ENTRIES

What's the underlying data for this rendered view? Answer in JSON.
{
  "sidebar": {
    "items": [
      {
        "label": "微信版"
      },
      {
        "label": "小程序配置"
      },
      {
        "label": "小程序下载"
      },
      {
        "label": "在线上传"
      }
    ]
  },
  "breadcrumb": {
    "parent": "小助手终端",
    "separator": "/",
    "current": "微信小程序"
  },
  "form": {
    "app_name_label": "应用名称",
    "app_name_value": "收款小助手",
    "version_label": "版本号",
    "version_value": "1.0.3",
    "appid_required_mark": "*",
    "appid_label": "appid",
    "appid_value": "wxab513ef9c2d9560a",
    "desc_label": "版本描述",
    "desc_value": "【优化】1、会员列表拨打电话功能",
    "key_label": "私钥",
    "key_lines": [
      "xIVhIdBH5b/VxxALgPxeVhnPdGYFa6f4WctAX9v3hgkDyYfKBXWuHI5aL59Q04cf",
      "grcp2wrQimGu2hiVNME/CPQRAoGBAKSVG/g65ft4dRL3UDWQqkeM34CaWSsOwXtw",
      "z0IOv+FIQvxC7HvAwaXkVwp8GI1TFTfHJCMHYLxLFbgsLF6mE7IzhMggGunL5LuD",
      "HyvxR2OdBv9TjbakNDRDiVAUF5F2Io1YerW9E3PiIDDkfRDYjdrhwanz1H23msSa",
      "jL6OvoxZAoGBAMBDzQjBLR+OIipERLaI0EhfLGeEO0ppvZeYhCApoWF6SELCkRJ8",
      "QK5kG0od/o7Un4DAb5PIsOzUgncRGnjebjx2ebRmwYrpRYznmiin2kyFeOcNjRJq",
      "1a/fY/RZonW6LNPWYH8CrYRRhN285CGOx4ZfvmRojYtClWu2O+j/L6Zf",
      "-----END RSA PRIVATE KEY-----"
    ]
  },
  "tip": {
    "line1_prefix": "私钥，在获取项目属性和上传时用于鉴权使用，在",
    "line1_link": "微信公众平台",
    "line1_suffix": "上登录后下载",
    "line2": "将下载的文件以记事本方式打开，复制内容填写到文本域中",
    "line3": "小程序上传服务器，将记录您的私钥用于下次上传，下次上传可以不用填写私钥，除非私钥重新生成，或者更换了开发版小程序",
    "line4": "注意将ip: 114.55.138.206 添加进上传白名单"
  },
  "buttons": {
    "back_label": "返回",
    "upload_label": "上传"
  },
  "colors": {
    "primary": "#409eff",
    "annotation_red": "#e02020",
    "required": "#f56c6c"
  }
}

PROBLEM TO SOLVE
Repeat the material above exactly.

EXERCISE RESPONSE
What's the underlying data for this rendered view? Answer in JSON.
{
  "sidebar": {
    "items": [
      {
        "label": "微信版"
      },
      {
        "label": "小程序配置"
      },
      {
        "label": "小程序下载"
      },
      {
        "label": "在线上传"
      }
    ]
  },
  "breadcrumb": {
    "parent": "小助手终端",
    "separator": "/",
    "current": "微信小程序"
  },
  "form": {
    "app_name_label": "应用名称",
    "app_name_value": "收款小助手",
    "version_label": "版本号",
    "version_value": "1.0.3",
    "appid_required_mark": "*",
    "appid_label": "appid",
    "appid_value": "wxab513ef9c2d9560a",
    "desc_label": "版本描述",
    "desc_value": "【优化】1、会员列表拨打电话功能",
    "key_label": "私钥",
    "key_lines": [
      "xIVhIdBH5b/VxxALgPxeVhnPdGYFa6f4WctAX9v3hgkDyYfKBXWuHI5aL59Q04cf",
      "grcp2wrQimGu2hiVNME/CPQRAoGBAKSVG/g65ft4dRL3UDWQqkeM34CaWSsOwXtw",
      "z0IOv+FIQvxC7HvAwaXkVwp8GI1TFTfHJCMHYLxLFbgsLF6mE7IzhMggGunL5LuD",
      "HyvxR2OdBv9TjbakNDRDiVAUF5F2Io1YerW9E3PiIDDkfRDYjdrhwanz1H23msSa",
      "jL6OvoxZAoGBAMBDzQjBLR+OIipERLaI0EhfLGeEO0ppvZeYhCApoWF6SELCkRJ8",
      "QK5kG0od/o7Un4DAb5PIsOzUgncRGnjebjx2ebRmwYrpRYznmiin2kyFeOcNjRJq",
      "1a/fY/RZonW6LNPWYH8CrYRRhN285CGOx4ZfvmRojYtClWu2O+j/L6Zf",
      "-----END RSA PRIVATE KEY-----"
    ]
  },
  "tip": {
    "line1_prefix": "私钥，在获取项目属性和上传时用于鉴权使用，在",
    "line1_link": "微信公众平台",
    "line1_suffix": "上登录后下载",
    "line2": "将下载的文件以记事本方式打开，复制内容填写到文本域中",
    "line3": "小程序上传服务器，将记录您的私钥用于下次上传，下次上传可以不用填写私钥，除非私钥重新生成，或者更换了开发版小程序",
    "line4": "注意将ip: 114.55.138.206 添加进上传白名单"
  },
  "buttons": {
    "back_label": "返回",
    "upload_label": "上传"
  },
  "colors": {
    "primary": "#409eff",
    "annotation_red": "#e02020",
    "required": "#f56c6c"
  }
}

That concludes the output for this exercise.